> [Exercise requirements] Count how many lines hold the string "Jerome". Give that number alone.

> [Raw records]
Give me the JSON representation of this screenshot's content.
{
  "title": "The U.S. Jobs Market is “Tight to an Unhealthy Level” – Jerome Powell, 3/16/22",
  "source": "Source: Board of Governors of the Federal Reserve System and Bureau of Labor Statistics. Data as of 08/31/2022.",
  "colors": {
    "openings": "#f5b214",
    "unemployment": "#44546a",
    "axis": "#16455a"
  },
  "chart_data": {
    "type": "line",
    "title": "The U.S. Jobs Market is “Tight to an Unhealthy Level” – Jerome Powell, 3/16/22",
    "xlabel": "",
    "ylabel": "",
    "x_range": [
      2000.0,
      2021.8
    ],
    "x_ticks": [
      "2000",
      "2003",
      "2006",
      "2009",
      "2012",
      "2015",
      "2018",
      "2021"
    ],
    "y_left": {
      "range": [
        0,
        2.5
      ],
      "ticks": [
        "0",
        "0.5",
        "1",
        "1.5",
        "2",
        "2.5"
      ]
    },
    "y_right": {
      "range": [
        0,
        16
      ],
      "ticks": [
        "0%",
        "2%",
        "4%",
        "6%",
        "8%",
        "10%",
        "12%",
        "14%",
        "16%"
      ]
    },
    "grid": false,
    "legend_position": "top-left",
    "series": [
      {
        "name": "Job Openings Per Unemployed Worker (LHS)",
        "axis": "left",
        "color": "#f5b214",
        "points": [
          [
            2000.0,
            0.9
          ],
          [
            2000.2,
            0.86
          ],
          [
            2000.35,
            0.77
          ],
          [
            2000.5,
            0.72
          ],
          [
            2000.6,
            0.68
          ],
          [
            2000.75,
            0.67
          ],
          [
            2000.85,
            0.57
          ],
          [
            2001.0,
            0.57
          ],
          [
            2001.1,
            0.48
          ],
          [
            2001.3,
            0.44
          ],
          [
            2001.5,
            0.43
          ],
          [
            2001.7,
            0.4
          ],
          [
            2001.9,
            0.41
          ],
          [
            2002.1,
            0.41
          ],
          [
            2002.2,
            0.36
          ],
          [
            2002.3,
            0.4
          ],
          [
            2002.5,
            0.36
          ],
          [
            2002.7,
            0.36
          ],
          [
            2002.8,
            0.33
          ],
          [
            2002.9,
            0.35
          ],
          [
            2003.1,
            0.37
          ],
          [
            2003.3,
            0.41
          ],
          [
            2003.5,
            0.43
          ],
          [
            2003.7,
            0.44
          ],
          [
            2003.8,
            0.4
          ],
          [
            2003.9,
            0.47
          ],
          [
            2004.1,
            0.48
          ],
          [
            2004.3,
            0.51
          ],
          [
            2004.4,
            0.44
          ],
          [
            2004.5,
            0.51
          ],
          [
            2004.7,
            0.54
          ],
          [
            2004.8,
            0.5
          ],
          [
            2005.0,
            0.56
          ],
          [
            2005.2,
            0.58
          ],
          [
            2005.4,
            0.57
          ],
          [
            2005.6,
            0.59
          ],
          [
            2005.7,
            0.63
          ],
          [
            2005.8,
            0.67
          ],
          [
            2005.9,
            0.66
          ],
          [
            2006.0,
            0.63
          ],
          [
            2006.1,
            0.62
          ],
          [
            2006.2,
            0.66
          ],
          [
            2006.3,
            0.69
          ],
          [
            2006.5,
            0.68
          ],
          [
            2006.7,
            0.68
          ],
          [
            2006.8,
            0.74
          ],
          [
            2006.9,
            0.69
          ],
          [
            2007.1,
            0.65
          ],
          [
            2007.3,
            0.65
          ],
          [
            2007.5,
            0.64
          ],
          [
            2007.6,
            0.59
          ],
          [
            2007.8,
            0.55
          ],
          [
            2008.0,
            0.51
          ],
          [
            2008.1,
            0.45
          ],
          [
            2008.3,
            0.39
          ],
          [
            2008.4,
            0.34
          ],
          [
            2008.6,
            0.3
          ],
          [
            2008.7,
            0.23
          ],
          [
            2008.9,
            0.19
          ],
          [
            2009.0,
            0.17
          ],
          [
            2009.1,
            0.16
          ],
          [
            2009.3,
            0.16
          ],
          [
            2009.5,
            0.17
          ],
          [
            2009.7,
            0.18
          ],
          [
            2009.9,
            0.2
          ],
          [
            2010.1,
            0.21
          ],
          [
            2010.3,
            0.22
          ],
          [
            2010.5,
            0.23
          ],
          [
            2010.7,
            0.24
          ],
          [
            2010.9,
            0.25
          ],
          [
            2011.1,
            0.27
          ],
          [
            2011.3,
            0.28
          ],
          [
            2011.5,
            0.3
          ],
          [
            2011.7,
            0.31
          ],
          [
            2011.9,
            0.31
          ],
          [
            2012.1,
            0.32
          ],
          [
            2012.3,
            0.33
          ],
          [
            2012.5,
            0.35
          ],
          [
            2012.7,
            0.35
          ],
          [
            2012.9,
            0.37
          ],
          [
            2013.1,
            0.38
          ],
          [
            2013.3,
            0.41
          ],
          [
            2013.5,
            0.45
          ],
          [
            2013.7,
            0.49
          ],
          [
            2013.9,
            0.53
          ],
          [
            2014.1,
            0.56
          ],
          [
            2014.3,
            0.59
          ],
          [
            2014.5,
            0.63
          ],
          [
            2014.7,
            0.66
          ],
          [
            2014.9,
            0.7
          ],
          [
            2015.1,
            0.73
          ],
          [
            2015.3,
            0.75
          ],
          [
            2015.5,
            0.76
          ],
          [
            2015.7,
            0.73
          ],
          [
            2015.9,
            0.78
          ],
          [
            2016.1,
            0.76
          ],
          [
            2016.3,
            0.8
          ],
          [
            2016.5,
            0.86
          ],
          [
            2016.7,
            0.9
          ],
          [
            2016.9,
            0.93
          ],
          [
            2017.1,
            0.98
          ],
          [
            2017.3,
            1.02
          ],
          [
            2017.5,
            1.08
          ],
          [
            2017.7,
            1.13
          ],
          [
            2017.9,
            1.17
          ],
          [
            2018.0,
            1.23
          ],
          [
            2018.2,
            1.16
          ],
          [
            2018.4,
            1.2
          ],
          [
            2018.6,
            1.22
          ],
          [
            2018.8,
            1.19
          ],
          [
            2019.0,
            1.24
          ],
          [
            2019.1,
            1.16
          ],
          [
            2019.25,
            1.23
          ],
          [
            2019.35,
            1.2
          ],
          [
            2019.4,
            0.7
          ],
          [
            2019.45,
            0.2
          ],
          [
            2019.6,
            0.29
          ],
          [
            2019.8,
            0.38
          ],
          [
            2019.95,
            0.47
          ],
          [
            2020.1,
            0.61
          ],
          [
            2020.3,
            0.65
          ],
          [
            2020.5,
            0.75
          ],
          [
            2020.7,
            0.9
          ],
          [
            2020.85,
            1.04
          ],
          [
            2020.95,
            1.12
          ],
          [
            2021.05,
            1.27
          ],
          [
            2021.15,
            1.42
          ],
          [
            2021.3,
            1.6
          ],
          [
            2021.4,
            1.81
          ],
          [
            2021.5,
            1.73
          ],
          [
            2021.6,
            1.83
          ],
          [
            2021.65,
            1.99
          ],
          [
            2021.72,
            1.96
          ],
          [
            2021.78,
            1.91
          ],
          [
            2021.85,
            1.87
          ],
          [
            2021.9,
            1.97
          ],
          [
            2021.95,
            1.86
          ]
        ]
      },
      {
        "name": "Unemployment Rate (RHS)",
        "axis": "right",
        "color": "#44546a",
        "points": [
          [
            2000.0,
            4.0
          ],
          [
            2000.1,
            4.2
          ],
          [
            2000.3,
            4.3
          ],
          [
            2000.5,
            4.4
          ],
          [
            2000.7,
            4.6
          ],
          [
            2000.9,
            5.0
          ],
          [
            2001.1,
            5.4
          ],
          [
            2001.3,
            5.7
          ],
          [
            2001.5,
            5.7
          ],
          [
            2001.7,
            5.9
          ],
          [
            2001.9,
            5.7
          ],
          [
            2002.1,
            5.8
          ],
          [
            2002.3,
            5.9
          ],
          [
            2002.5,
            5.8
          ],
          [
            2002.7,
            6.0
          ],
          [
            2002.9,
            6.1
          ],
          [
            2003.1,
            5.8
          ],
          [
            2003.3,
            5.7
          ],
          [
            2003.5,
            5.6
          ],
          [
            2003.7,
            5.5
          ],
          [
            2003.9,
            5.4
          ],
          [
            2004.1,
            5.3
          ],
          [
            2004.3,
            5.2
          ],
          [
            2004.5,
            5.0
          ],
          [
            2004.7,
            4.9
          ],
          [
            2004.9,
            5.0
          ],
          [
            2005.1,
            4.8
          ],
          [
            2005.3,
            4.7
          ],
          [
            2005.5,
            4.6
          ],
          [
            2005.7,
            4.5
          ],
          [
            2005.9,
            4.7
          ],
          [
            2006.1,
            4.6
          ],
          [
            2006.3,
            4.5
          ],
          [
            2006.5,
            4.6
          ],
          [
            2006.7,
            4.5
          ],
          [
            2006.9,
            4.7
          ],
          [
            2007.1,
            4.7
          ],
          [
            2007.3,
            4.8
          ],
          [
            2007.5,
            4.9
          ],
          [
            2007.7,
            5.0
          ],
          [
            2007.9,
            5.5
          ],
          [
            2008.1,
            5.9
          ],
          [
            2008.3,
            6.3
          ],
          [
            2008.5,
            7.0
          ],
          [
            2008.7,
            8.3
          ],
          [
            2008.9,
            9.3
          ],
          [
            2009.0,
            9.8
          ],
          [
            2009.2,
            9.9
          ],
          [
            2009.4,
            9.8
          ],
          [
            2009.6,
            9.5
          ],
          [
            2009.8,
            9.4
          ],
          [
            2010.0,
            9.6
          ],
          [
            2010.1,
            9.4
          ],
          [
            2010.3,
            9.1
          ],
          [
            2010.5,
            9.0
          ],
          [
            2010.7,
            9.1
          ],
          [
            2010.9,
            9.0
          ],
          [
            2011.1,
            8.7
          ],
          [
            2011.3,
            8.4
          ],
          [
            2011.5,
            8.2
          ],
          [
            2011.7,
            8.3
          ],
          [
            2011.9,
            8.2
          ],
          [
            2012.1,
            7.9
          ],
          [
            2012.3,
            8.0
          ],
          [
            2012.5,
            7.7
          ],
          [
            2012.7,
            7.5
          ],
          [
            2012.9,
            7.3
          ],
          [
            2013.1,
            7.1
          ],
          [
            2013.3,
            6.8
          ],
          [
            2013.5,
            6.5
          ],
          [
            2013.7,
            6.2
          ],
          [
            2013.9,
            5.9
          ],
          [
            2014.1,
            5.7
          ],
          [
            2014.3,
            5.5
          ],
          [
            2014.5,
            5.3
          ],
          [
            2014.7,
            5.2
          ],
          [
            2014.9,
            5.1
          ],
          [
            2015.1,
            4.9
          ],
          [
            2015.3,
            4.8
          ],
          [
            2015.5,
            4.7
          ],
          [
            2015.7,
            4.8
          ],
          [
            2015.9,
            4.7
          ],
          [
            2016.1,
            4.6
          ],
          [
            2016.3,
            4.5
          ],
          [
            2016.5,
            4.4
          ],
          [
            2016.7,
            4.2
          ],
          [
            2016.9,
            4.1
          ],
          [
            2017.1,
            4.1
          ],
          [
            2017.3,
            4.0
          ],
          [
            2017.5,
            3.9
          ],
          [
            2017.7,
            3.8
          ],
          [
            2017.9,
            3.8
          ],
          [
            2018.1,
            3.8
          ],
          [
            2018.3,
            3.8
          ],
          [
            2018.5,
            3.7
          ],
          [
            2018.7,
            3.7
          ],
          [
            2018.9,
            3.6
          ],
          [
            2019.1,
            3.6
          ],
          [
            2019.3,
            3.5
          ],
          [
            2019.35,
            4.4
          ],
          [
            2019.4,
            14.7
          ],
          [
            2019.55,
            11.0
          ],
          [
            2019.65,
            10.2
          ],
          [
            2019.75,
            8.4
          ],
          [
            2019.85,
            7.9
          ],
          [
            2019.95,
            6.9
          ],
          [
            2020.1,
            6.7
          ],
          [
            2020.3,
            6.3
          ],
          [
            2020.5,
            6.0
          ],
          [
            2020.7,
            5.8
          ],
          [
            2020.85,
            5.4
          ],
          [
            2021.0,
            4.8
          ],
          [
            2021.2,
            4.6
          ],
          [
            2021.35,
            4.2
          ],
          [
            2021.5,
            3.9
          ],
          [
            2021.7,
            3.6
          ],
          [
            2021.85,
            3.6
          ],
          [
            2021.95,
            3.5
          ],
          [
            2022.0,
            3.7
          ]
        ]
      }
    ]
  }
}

> [Full solution] 2